WHAT THE TASK REQUIRES: In the material below, the lines containing the word "jame" are required; copy each of them.

begin MATERIAL SUPPLIED

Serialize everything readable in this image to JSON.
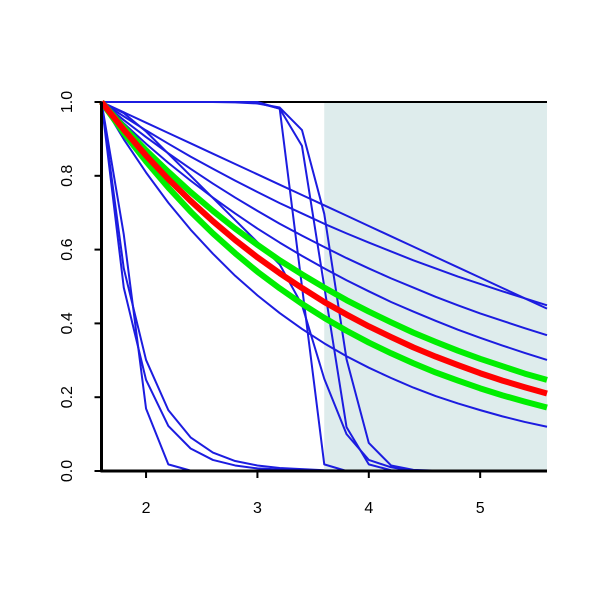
{
  "chart_data": {
    "type": "line",
    "x": [
      1.6,
      1.8,
      2.0,
      2.2,
      2.4,
      2.6,
      2.8,
      3.0,
      3.2,
      3.4,
      3.6,
      3.8,
      4.0,
      4.2,
      4.4,
      4.6,
      4.8,
      5.0,
      5.2,
      5.4,
      5.6
    ],
    "xlim": [
      1.6,
      5.6
    ],
    "ylim": [
      0,
      1
    ],
    "xticks": [
      2,
      3,
      4,
      5
    ],
    "yticks": [
      {
        "value": 0,
        "label": "0.0"
      },
      {
        "value": 0.2,
        "label": "0.2"
      },
      {
        "value": 0.4,
        "label": "0.4"
      },
      {
        "value": 0.6,
        "label": "0.6"
      },
      {
        "value": 0.8,
        "label": "0.8"
      },
      {
        "value": 1,
        "label": "1.0"
      }
    ],
    "shaded_x": [
      3.6,
      5.6
    ],
    "shade_color": "#deecec",
    "series": [
      {
        "color": "#1c1ce0",
        "linewidth": 2,
        "values": [
          1,
          0.961,
          0.923,
          0.887,
          0.852,
          0.819,
          0.787,
          0.756,
          0.726,
          0.698,
          0.67,
          0.644,
          0.619,
          0.595,
          0.571,
          0.549,
          0.527,
          0.507,
          0.487,
          0.468,
          0.449
        ]
      },
      {
        "color": "#1c1ce0",
        "linewidth": 2,
        "values": [
          1,
          0.972,
          0.944,
          0.916,
          0.888,
          0.86,
          0.832,
          0.804,
          0.776,
          0.748,
          0.72,
          0.692,
          0.664,
          0.636,
          0.608,
          0.58,
          0.552,
          0.524,
          0.496,
          0.468,
          0.44
        ]
      },
      {
        "color": "#1c1ce0",
        "linewidth": 2,
        "values": [
          1,
          0.951,
          0.905,
          0.861,
          0.819,
          0.779,
          0.741,
          0.705,
          0.67,
          0.638,
          0.607,
          0.577,
          0.549,
          0.522,
          0.497,
          0.472,
          0.449,
          0.427,
          0.407,
          0.387,
          0.368
        ]
      },
      {
        "color": "#1c1ce0",
        "linewidth": 2,
        "values": [
          1,
          0.942,
          0.887,
          0.835,
          0.787,
          0.741,
          0.698,
          0.657,
          0.619,
          0.583,
          0.549,
          0.517,
          0.487,
          0.458,
          0.432,
          0.407,
          0.383,
          0.361,
          0.34,
          0.32,
          0.301
        ]
      },
      {
        "color": "#1c1ce0",
        "linewidth": 2,
        "values": [
          1,
          0.899,
          0.809,
          0.727,
          0.654,
          0.589,
          0.529,
          0.476,
          0.428,
          0.385,
          0.346,
          0.311,
          0.28,
          0.252,
          0.226,
          0.203,
          0.183,
          0.165,
          0.148,
          0.133,
          0.12
        ]
      },
      {
        "color": "#1c1ce0",
        "linewidth": 2,
        "values": [
          1,
          0.641,
          0.169,
          0.018,
          0.001,
          0,
          0,
          0,
          0,
          0,
          0,
          0,
          0,
          0,
          0,
          0,
          0,
          0,
          0,
          0,
          0
        ]
      },
      {
        "color": "#1c1ce0",
        "linewidth": 2,
        "values": [
          1,
          0.549,
          0.301,
          0.165,
          0.091,
          0.05,
          0.027,
          0.015,
          0.008,
          0.005,
          0.002,
          0.001,
          0,
          0,
          0,
          0,
          0,
          0,
          0,
          0,
          0
        ]
      },
      {
        "color": "#1c1ce0",
        "linewidth": 2,
        "values": [
          1,
          0.497,
          0.247,
          0.122,
          0.061,
          0.03,
          0.015,
          0.007,
          0.004,
          0.002,
          0.001,
          0,
          0,
          0,
          0,
          0,
          0,
          0,
          0,
          0,
          0
        ]
      },
      {
        "color": "#1c1ce0",
        "linewidth": 2,
        "values": [
          1,
          1,
          1,
          1,
          1,
          1,
          1,
          1,
          0.982,
          0.5,
          0.018,
          0,
          0,
          0,
          0,
          0,
          0,
          0,
          0,
          0,
          0
        ]
      },
      {
        "color": "#1c1ce0",
        "linewidth": 2,
        "values": [
          1,
          1,
          1,
          1,
          1,
          1,
          1,
          0.998,
          0.982,
          0.881,
          0.5,
          0.119,
          0.018,
          0.002,
          0,
          0,
          0,
          0,
          0,
          0,
          0
        ]
      },
      {
        "color": "#1c1ce0",
        "linewidth": 2,
        "values": [
          1,
          1,
          1,
          1,
          1,
          1,
          0.999,
          0.996,
          0.985,
          0.924,
          0.697,
          0.303,
          0.076,
          0.015,
          0.003,
          0.001,
          0,
          0,
          0,
          0,
          0
        ]
      },
      {
        "color": "#1c1ce0",
        "linewidth": 2,
        "values": [
          1,
          0.97,
          0.92,
          0.86,
          0.8,
          0.74,
          0.68,
          0.62,
          0.56,
          0.45,
          0.25,
          0.1,
          0.03,
          0.01,
          0,
          0,
          0,
          0,
          0,
          0,
          0
        ]
      },
      {
        "color": "#00ee00",
        "linewidth": 6,
        "values": [
          1,
          0.932,
          0.869,
          0.811,
          0.756,
          0.705,
          0.657,
          0.613,
          0.571,
          0.533,
          0.497,
          0.463,
          0.432,
          0.403,
          0.375,
          0.35,
          0.326,
          0.304,
          0.284,
          0.264,
          0.247
        ]
      },
      {
        "color": "#00ee00",
        "linewidth": 6,
        "values": [
          1,
          0.916,
          0.839,
          0.768,
          0.703,
          0.644,
          0.59,
          0.54,
          0.495,
          0.453,
          0.415,
          0.38,
          0.348,
          0.319,
          0.292,
          0.267,
          0.245,
          0.224,
          0.205,
          0.188,
          0.172
        ]
      },
      {
        "color": "#ff0000",
        "linewidth": 6,
        "values": [
          1,
          0.925,
          0.855,
          0.791,
          0.732,
          0.677,
          0.626,
          0.579,
          0.536,
          0.496,
          0.458,
          0.424,
          0.392,
          0.363,
          0.335,
          0.31,
          0.287,
          0.265,
          0.245,
          0.227,
          0.21
        ]
      }
    ]
  }
}
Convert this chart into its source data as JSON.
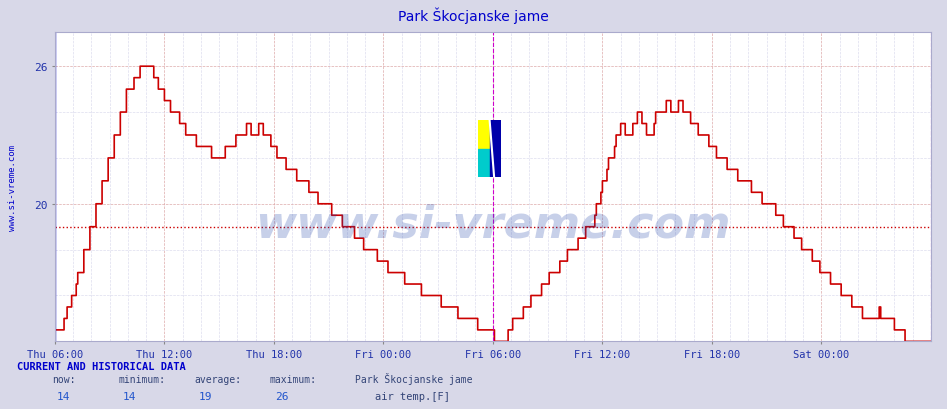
{
  "title": "Park Škocjanske jame",
  "title_color": "#0000cc",
  "background_color": "#d8d8e8",
  "plot_bg_color": "#ffffff",
  "line_color": "#cc0000",
  "line_width": 1.2,
  "ylabel_left": "www.si-vreme.com",
  "yticks": [
    20,
    26
  ],
  "ylim_bottom": 14.0,
  "ylim_top": 27.5,
  "xlim_start": 0,
  "xlim_end": 576,
  "avg_line_y": 19.0,
  "avg_line_color": "#cc0000",
  "vline1_x": 0,
  "vline1_color": "#0000cc",
  "vline2_x": 288,
  "vline2_color": "#cc00cc",
  "vline3_x": 576,
  "vline3_color": "#cc00cc",
  "grid_color_major": "#ddaaaa",
  "grid_color_minor": "#ddddee",
  "xtick_labels": [
    "Thu 06:00",
    "Thu 12:00",
    "Thu 18:00",
    "Fri 00:00",
    "Fri 06:00",
    "Fri 12:00",
    "Fri 18:00",
    "Sat 00:00"
  ],
  "xtick_positions": [
    0,
    72,
    144,
    216,
    288,
    360,
    432,
    504
  ],
  "bottom_text_line1": "CURRENT AND HISTORICAL DATA",
  "bottom_row1": [
    "now:",
    "minimum:",
    "average:",
    "maximum:",
    "Park Škocjanske jame"
  ],
  "bottom_row2": [
    "14",
    "14",
    "19",
    "26",
    "air temp.[F]"
  ],
  "legend_color": "#cc0000",
  "logo_colors": {
    "yellow": "#ffff00",
    "cyan": "#00cccc",
    "blue": "#0000aa"
  },
  "watermark": "www.si-vreme.com",
  "watermark_color": "#2244aa",
  "watermark_alpha": 0.25,
  "watermark_fontsize": 32
}
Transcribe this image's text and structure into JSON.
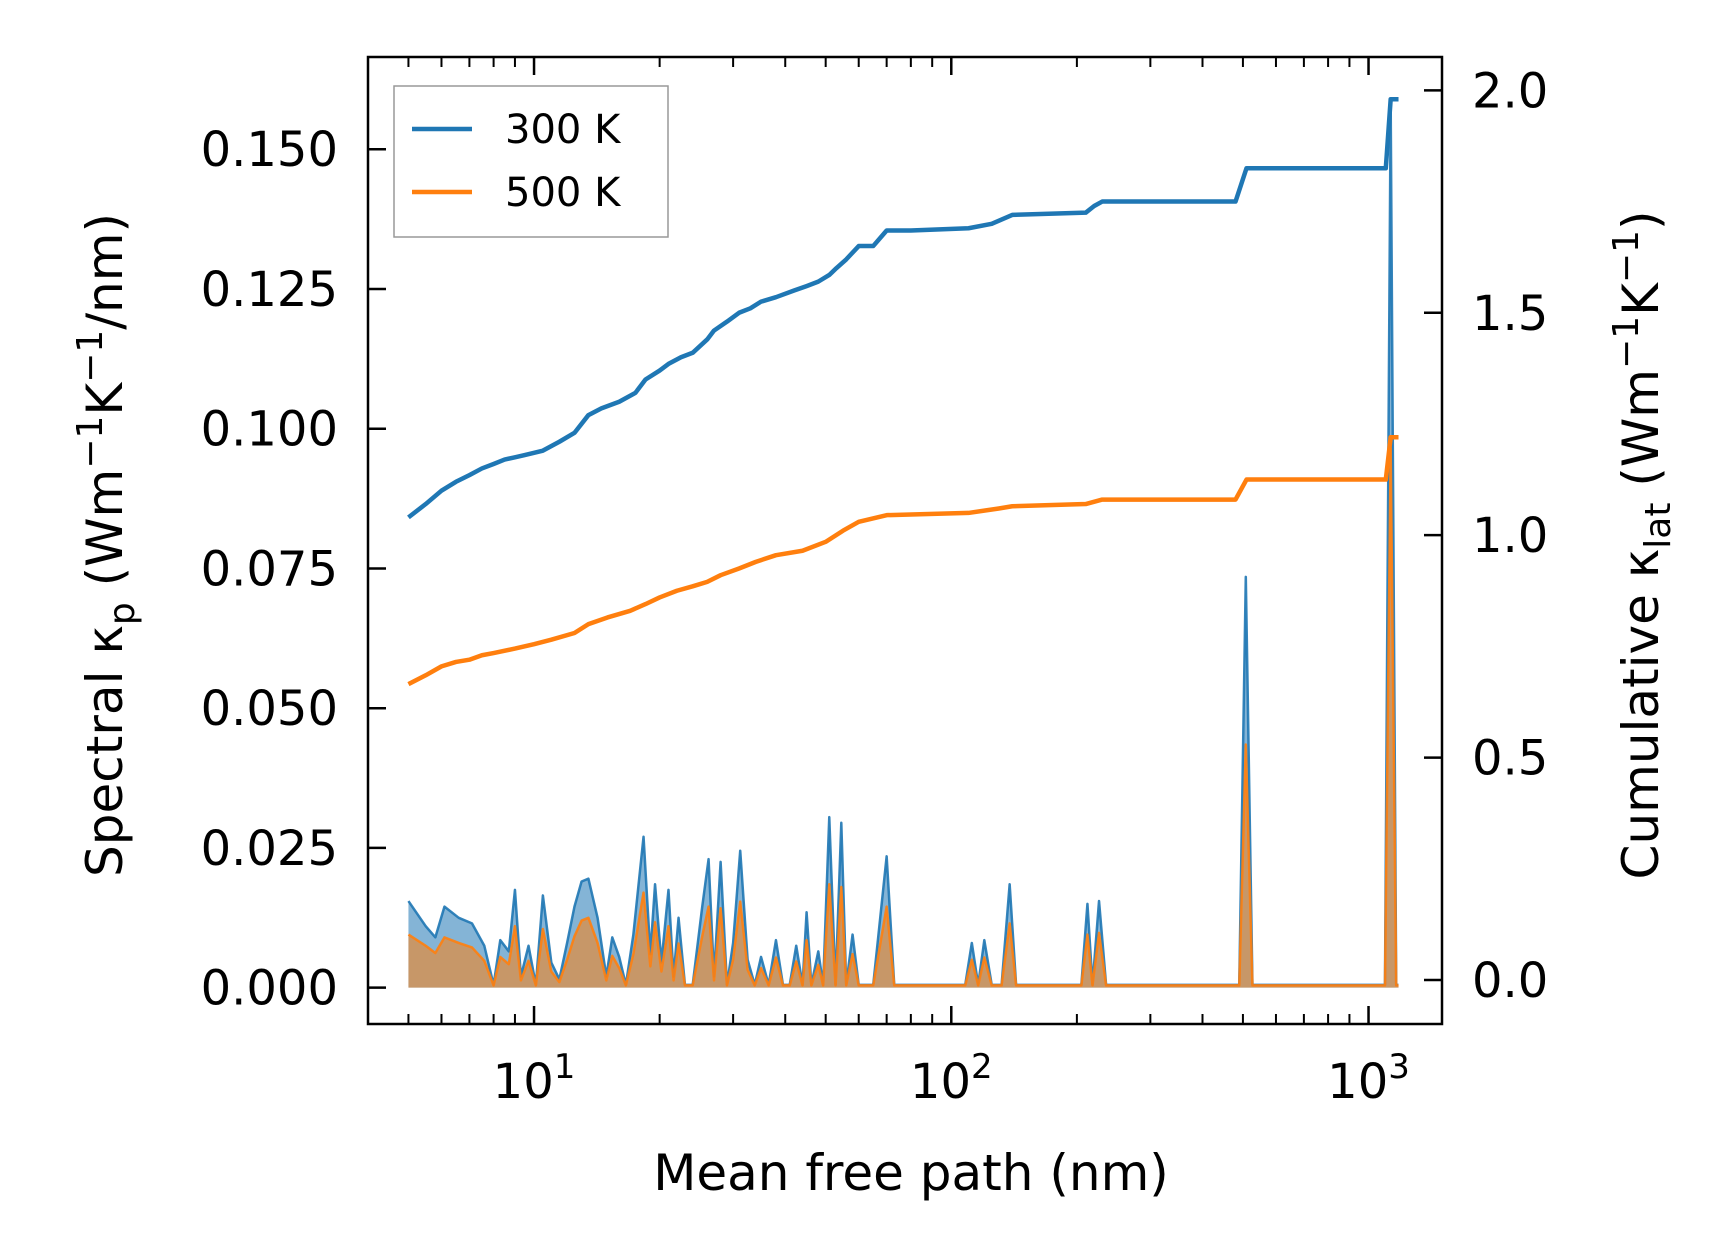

end MATERIAL SUPPLIED

OUTPUT FOR THIS TASK:
  "title": "Park Škocjanske jame",
    "Park Škocjanske jame"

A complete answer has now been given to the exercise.